### Stated goal
Pull out every line from the listing that has the word "price".

(Data extracted from a collection)
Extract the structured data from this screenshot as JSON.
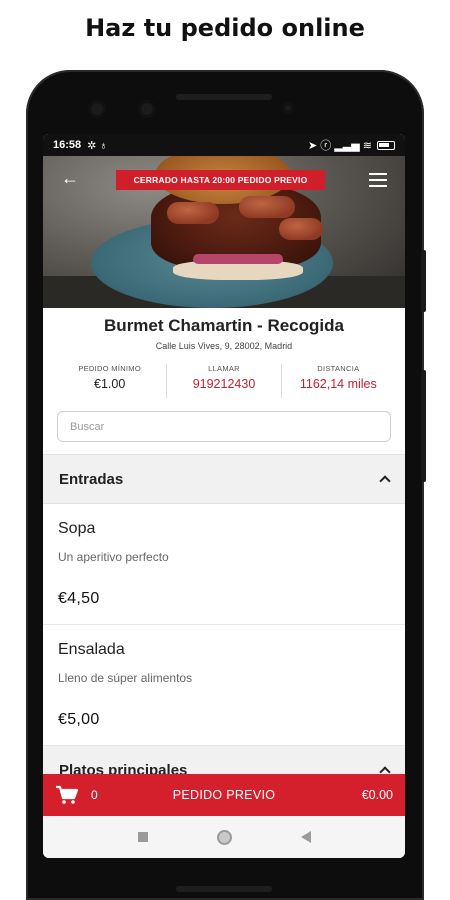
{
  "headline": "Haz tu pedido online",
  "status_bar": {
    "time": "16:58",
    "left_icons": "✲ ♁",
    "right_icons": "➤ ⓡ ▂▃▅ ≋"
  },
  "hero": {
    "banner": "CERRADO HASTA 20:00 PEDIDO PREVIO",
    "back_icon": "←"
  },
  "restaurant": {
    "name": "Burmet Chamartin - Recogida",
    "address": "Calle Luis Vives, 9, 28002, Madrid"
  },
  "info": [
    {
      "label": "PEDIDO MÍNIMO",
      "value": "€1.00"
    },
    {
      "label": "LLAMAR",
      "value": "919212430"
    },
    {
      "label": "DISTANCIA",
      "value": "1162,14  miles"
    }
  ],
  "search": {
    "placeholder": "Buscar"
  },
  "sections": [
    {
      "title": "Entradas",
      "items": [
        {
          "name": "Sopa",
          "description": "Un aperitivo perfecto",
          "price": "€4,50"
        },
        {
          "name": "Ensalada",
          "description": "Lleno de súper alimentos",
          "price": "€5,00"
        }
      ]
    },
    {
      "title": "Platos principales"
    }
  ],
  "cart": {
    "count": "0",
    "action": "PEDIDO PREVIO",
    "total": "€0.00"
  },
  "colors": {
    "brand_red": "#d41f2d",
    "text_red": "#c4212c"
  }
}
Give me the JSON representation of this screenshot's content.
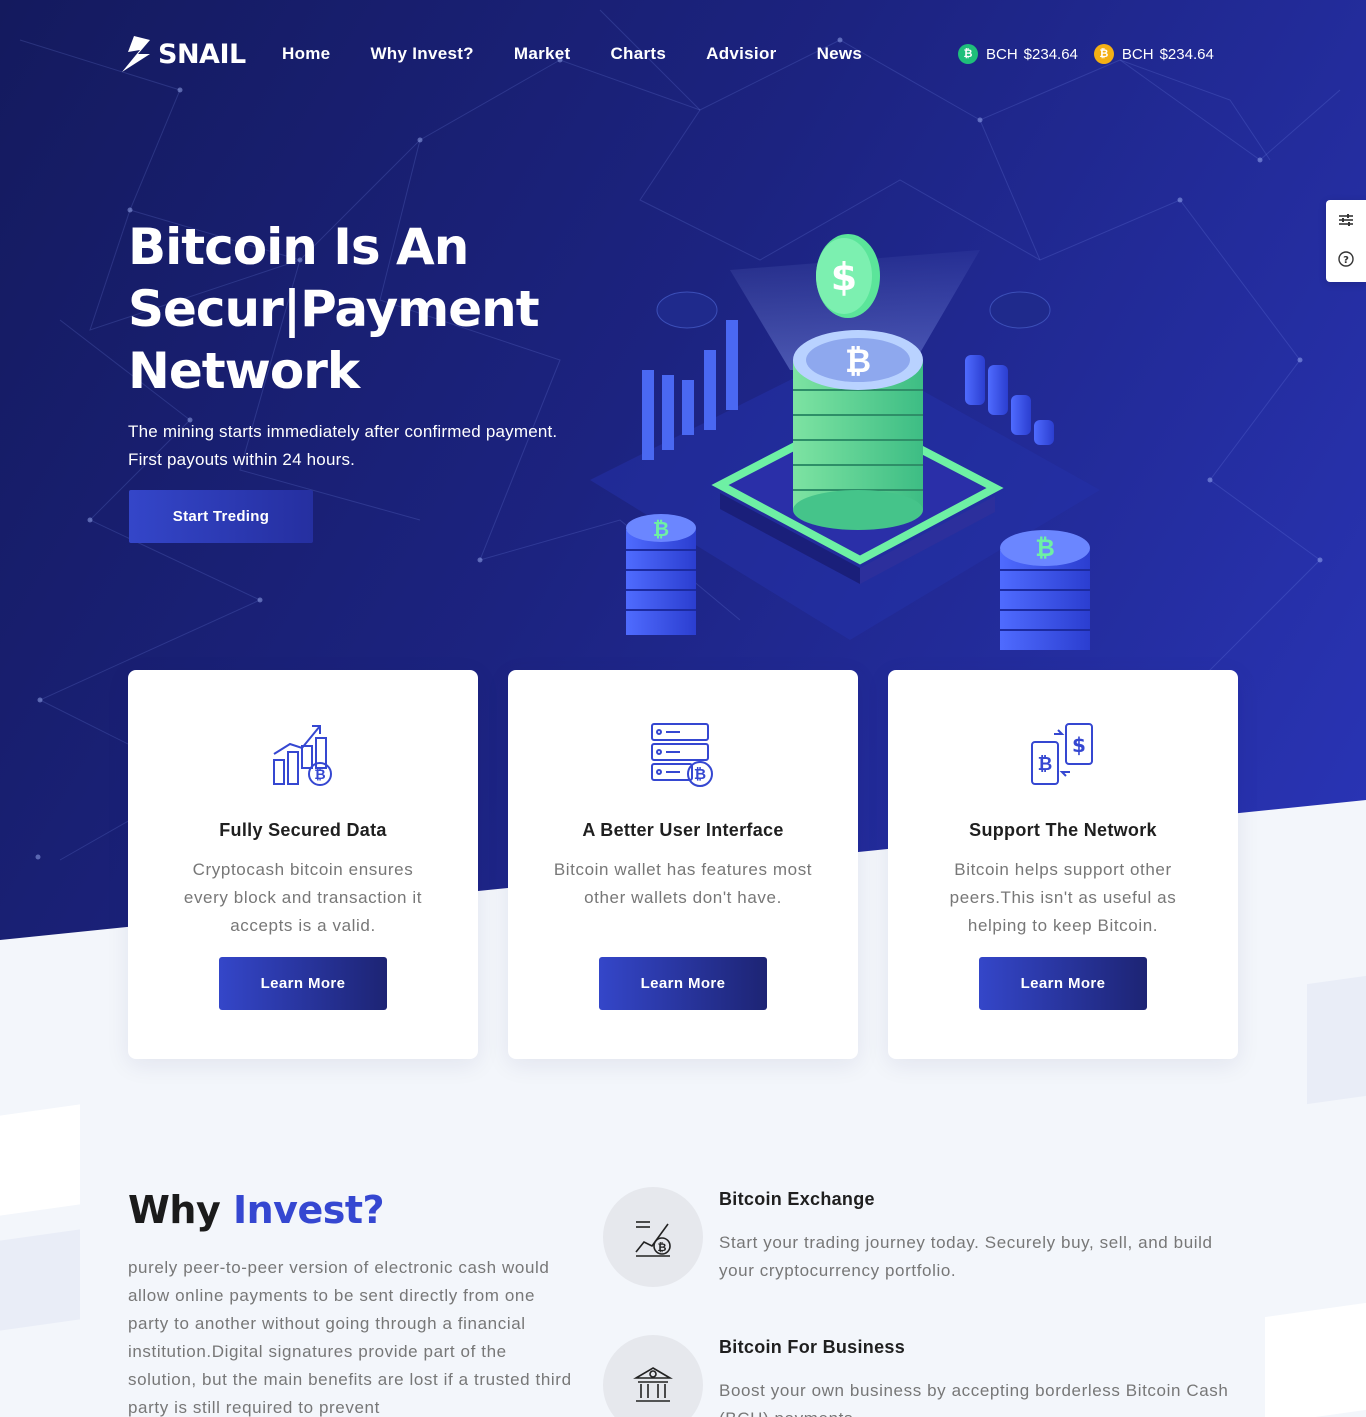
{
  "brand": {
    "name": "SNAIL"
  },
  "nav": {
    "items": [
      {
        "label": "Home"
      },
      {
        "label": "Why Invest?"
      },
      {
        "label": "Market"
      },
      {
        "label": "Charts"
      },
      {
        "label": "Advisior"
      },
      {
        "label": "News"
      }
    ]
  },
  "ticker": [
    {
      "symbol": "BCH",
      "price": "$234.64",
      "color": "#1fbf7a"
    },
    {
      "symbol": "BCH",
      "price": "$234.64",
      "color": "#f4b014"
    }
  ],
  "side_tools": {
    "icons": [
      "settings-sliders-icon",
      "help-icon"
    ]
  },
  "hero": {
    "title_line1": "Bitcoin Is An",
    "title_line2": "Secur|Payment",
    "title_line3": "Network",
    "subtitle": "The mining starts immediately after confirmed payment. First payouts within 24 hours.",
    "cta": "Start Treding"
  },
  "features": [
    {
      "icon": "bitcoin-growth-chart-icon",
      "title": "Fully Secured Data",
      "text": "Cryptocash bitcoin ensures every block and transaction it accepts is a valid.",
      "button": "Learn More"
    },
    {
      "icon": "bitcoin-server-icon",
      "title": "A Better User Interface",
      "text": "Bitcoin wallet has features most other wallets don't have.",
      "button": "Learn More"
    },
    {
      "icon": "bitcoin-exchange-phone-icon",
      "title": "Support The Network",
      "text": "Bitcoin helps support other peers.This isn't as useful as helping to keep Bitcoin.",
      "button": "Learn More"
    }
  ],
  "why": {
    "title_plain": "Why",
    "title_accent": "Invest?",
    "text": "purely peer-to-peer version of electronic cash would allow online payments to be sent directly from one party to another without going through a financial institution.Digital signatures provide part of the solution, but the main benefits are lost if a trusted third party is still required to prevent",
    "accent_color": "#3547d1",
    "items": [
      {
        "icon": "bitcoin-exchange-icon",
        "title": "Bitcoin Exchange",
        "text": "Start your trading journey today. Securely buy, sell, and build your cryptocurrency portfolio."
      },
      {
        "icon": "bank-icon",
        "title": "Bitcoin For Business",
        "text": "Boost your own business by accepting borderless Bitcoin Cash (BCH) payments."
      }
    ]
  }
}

### Written reply
          "price": "€4,50"
          "price": "€5,00"
      "price": "$234.64",
      "price": "$234.64",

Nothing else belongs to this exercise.